What is expected - Drop the pictures from the entries below, then reproduce the rest exactly.
==== Exercise inputs ====
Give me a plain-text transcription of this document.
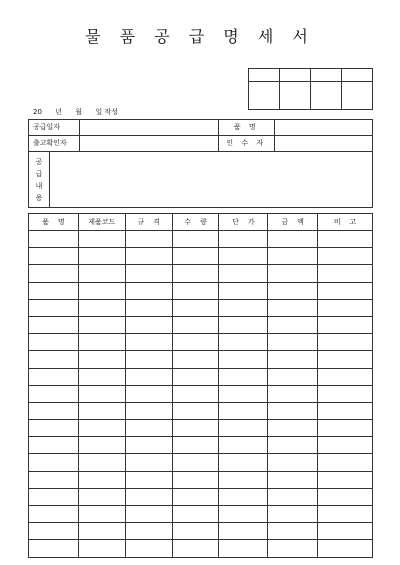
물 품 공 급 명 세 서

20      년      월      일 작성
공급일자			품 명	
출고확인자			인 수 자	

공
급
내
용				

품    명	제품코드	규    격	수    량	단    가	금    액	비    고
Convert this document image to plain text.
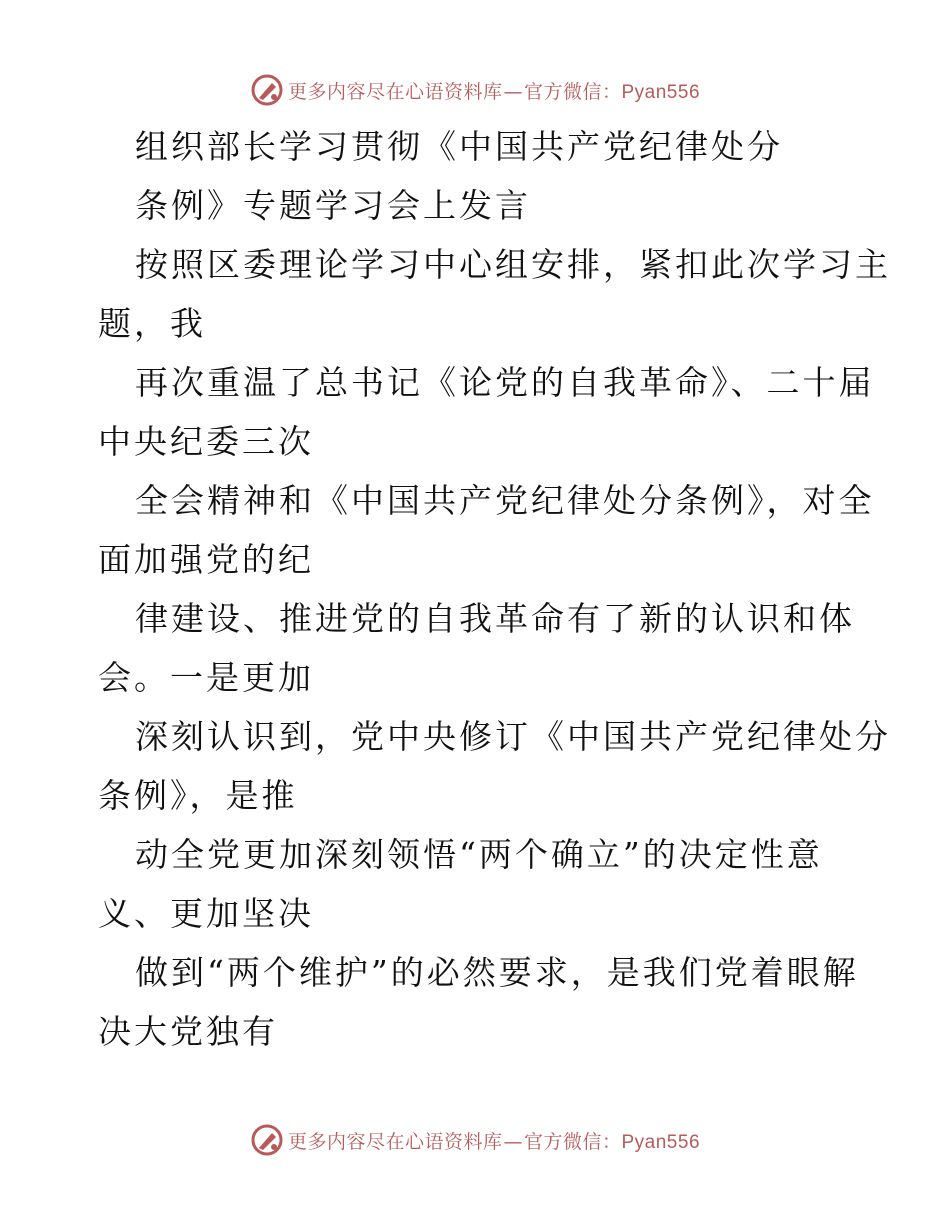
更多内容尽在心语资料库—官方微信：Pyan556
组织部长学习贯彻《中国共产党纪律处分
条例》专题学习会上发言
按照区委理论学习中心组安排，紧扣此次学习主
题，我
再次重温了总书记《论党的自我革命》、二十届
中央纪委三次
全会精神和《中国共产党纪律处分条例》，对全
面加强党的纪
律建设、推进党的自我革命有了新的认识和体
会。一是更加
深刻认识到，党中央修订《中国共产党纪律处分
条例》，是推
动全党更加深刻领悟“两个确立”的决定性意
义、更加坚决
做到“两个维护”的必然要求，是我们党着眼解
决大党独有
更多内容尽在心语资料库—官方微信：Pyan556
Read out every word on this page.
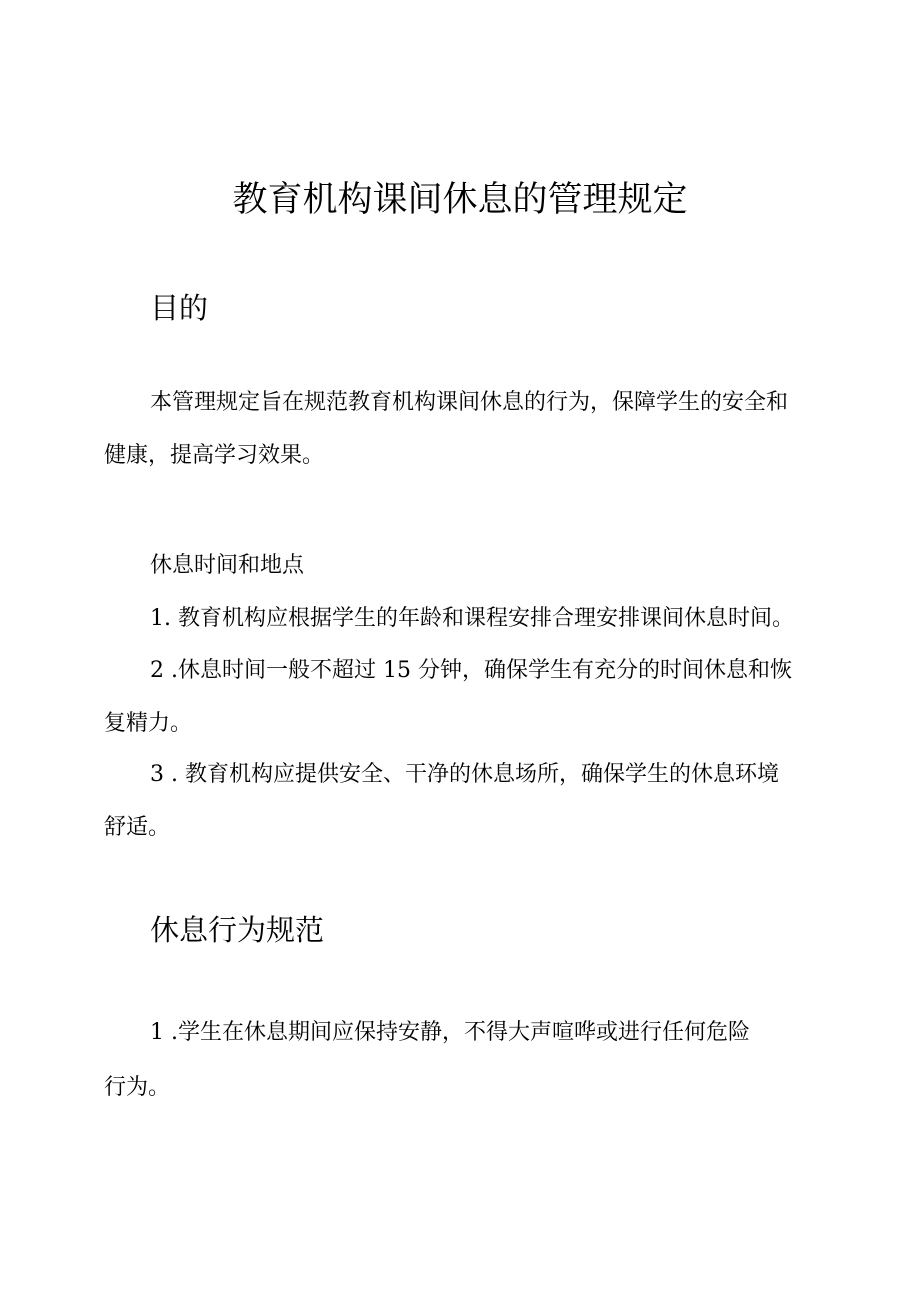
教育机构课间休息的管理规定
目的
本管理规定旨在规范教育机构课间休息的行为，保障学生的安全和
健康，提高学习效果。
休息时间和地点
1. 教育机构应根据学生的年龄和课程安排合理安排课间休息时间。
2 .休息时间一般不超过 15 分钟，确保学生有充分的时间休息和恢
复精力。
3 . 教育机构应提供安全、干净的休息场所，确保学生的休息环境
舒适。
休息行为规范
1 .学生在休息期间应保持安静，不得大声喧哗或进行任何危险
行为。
====
Answer in full -
Give me a plain-text transcription of this document.
물 품 공 급 명 세 서

20      년      월      일 작성
공급일자			품 명	
출고확인자			인 수 자	

공
급
내
용				

품    명	제품코드	규    격	수    량	단    가	금    액	비    고
Convert this document image to plain text.
更多内容尽在心语资料库—官方微信：Pyan556
组织部长学习贯彻《中国共产党纪律处分
条例》专题学习会上发言
按照区委理论学习中心组安排，紧扣此次学习主
题，我
再次重温了总书记《论党的自我革命》、二十届
中央纪委三次
全会精神和《中国共产党纪律处分条例》，对全
面加强党的纪
律建设、推进党的自我革命有了新的认识和体
会。一是更加
深刻认识到，党中央修订《中国共产党纪律处分
条例》，是推
动全党更加深刻领悟“两个确立”的决定性意
义、更加坚决
做到“两个维护”的必然要求，是我们党着眼解
决大党独有
更多内容尽在心语资料库—官方微信：Pyan556
Read out every word on this page.
教育机构课间休息的管理规定
目的
本管理规定旨在规范教育机构课间休息的行为，保障学生的安全和
健康，提高学习效果。
休息时间和地点
1. 教育机构应根据学生的年龄和课程安排合理安排课间休息时间。
2 .休息时间一般不超过 15 分钟，确保学生有充分的时间休息和恢
复精力。
3 . 教育机构应提供安全、干净的休息场所，确保学生的休息环境
舒适。
休息行为规范
1 .学生在休息期间应保持安静，不得大声喧哗或进行任何危险
行为。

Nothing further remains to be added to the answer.